INSTRUCTIONS TO FOLLOW → No images are to be carried over; print all other material exactly as it stands.

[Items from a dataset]
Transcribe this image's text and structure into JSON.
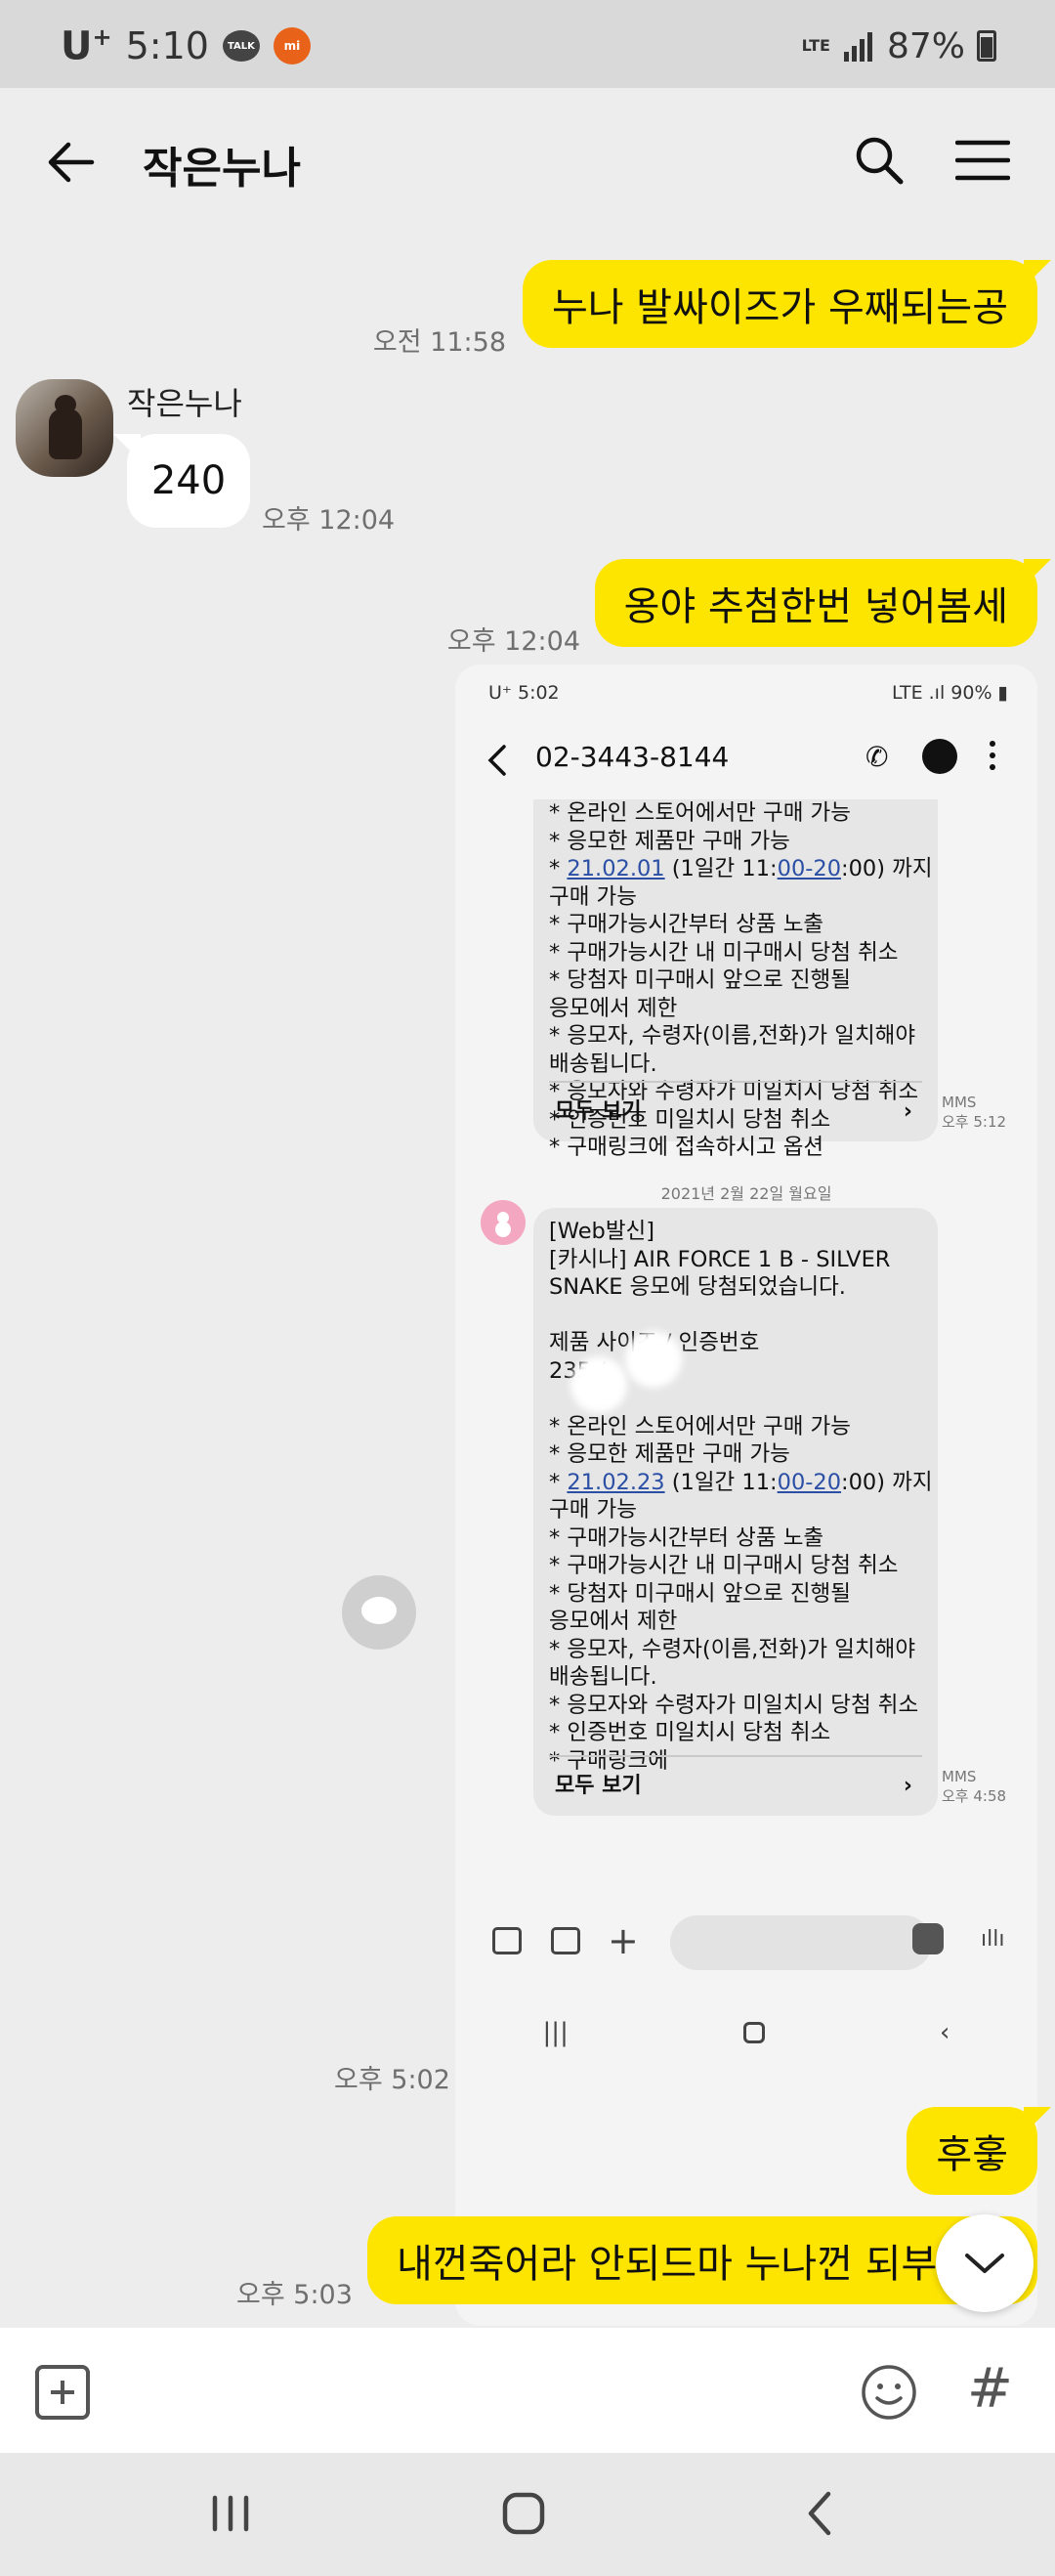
{
  "status_bar": {
    "carrier": "U",
    "carrier_sup": "+",
    "time": "5:10",
    "talk_badge": "TALK",
    "mi_badge": "mi",
    "network": "LTE",
    "battery": "87%"
  },
  "header": {
    "title": "작은누나"
  },
  "messages": {
    "m1": {
      "text": "누나 발싸이즈가 우째되는공",
      "time": "오전 11:58"
    },
    "sender_name": "작은누나",
    "m2": {
      "text": "240",
      "time": "오후 12:04"
    },
    "m3": {
      "text": "옹야 추첨한번 넣어봄세",
      "time": "오후 12:04"
    },
    "m4_time": "오후 5:02",
    "m5": {
      "text": "후훟"
    },
    "m6": {
      "text": "내껀죽어라 안되드마 누나껀 되부렀",
      "time": "오후 5:03"
    }
  },
  "shot": {
    "status_left": "U⁺ 5:02",
    "status_right": "90%",
    "number": "02-3443-8144",
    "sms1_lines": [
      "* 온라인 스토어에서만 구매 가능",
      "* 응모한 제품만 구매 가능"
    ],
    "sms1_date_prefix": "* ",
    "sms1_date": "21.02.01",
    "sms1_date_mid": " (1일간  11:",
    "sms1_date_time": "00-20",
    "sms1_date_suffix": ":00) 까지",
    "sms1_lines2": [
      "구매 가능",
      "* 구매가능시간부터 상품 노출",
      "* 구매가능시간 내 미구매시 당첨 취소",
      "* 당첨자 미구매시 앞으로 진행될",
      "응모에서 제한",
      "* 응모자, 수령자(이름,전화)가 일치해야",
      "배송됩니다.",
      "* 응모자와 수령자가 미일치시 당첨 취소",
      "* 인증번호 미일치시 당첨 취소",
      "* 구매링크에 접속하시고 옵션"
    ],
    "see_all": "모두 보기",
    "sms1_meta_type": "MMS",
    "sms1_meta_time": "오후 5:12",
    "date_divider": "2021년 2월 22일 월요일",
    "sms2_lines": [
      "[Web발신]",
      "[카시나] AIR FORCE 1 B - SILVER",
      "SNAKE 응모에 당첨되었습니다.",
      "",
      "제품 사이즈 / 인증번호",
      "235 /",
      "",
      "* 온라인 스토어에서만 구매 가능",
      "* 응모한 제품만 구매 가능"
    ],
    "sms2_date": "21.02.23",
    "sms2_date_mid": " (1일간 11:",
    "sms2_date_time": "00-20",
    "sms2_lines2": [
      "구매 가능",
      "* 구매가능시간부터 상품 노출",
      "* 구매가능시간 내 미구매시 당첨 취소",
      "* 당첨자 미구매시 앞으로 진행될",
      "응모에서 제한",
      "* 응모자, 수령자(이름,전화)가 일치해야",
      "배송됩니다.",
      "* 응모자와 수령자가 미일치시 당첨 취소",
      "* 인증번호 미일치시 당첨 취소",
      "* 구매링크에"
    ],
    "sms2_meta_time": "오후 4:58"
  },
  "composer": {
    "placeholder": ""
  },
  "colors": {
    "my_bubble": "#fee500",
    "background": "#ededed"
  }
}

ANSWER TO THIS PROBLEM →
Transcribe this image's text and structure into JSON.
{
  "status_bar": {
    "carrier": "U",
    "carrier_sup": "+",
    "time": "5:10",
    "talk_badge": "TALK",
    "mi_badge": "mi",
    "network": "LTE",
    "battery": "87%"
  },
  "header": {
    "title": "작은누나"
  },
  "messages": {
    "m1": {
      "text": "누나 발싸이즈가 우째되는공",
      "time": "오전 11:58"
    },
    "sender_name": "작은누나",
    "m2": {
      "text": "240",
      "time": "오후 12:04"
    },
    "m3": {
      "text": "옹야 추첨한번 넣어봄세",
      "time": "오후 12:04"
    },
    "m4_time": "오후 5:02",
    "m5": {
      "text": "후훟"
    },
    "m6": {
      "text": "내껀죽어라 안되드마 누나껀 되부렀",
      "time": "오후 5:03"
    }
  },
  "shot": {
    "status_left": "U⁺ 5:02",
    "status_right": "90%",
    "number": "02-3443-8144",
    "sms1_lines": [
      "* 온라인 스토어에서만 구매 가능",
      "* 응모한 제품만 구매 가능"
    ],
    "sms1_date_prefix": "* ",
    "sms1_date": "21.02.01",
    "sms1_date_mid": " (1일간  11:",
    "sms1_date_time": "00-20",
    "sms1_date_suffix": ":00) 까지",
    "sms1_lines2": [
      "구매 가능",
      "* 구매가능시간부터 상품 노출",
      "* 구매가능시간 내 미구매시 당첨 취소",
      "* 당첨자 미구매시 앞으로 진행될",
      "응모에서 제한",
      "* 응모자, 수령자(이름,전화)가 일치해야",
      "배송됩니다.",
      "* 응모자와 수령자가 미일치시 당첨 취소",
      "* 인증번호 미일치시 당첨 취소",
      "* 구매링크에 접속하시고 옵션"
    ],
    "see_all": "모두 보기",
    "sms1_meta_type": "MMS",
    "sms1_meta_time": "오후 5:12",
    "date_divider": "2021년 2월 22일 월요일",
    "sms2_lines": [
      "[Web발신]",
      "[카시나] AIR FORCE 1 B - SILVER",
      "SNAKE 응모에 당첨되었습니다.",
      "",
      "제품 사이즈 / 인증번호",
      "235 /",
      "",
      "* 온라인 스토어에서만 구매 가능",
      "* 응모한 제품만 구매 가능"
    ],
    "sms2_date": "21.02.23",
    "sms2_date_mid": " (1일간 11:",
    "sms2_date_time": "00-20",
    "sms2_lines2": [
      "구매 가능",
      "* 구매가능시간부터 상품 노출",
      "* 구매가능시간 내 미구매시 당첨 취소",
      "* 당첨자 미구매시 앞으로 진행될",
      "응모에서 제한",
      "* 응모자, 수령자(이름,전화)가 일치해야",
      "배송됩니다.",
      "* 응모자와 수령자가 미일치시 당첨 취소",
      "* 인증번호 미일치시 당첨 취소",
      "* 구매링크에"
    ],
    "sms2_meta_time": "오후 4:58"
  },
  "composer": {
    "placeholder": ""
  },
  "colors": {
    "my_bubble": "#fee500",
    "background": "#ededed"
  }
}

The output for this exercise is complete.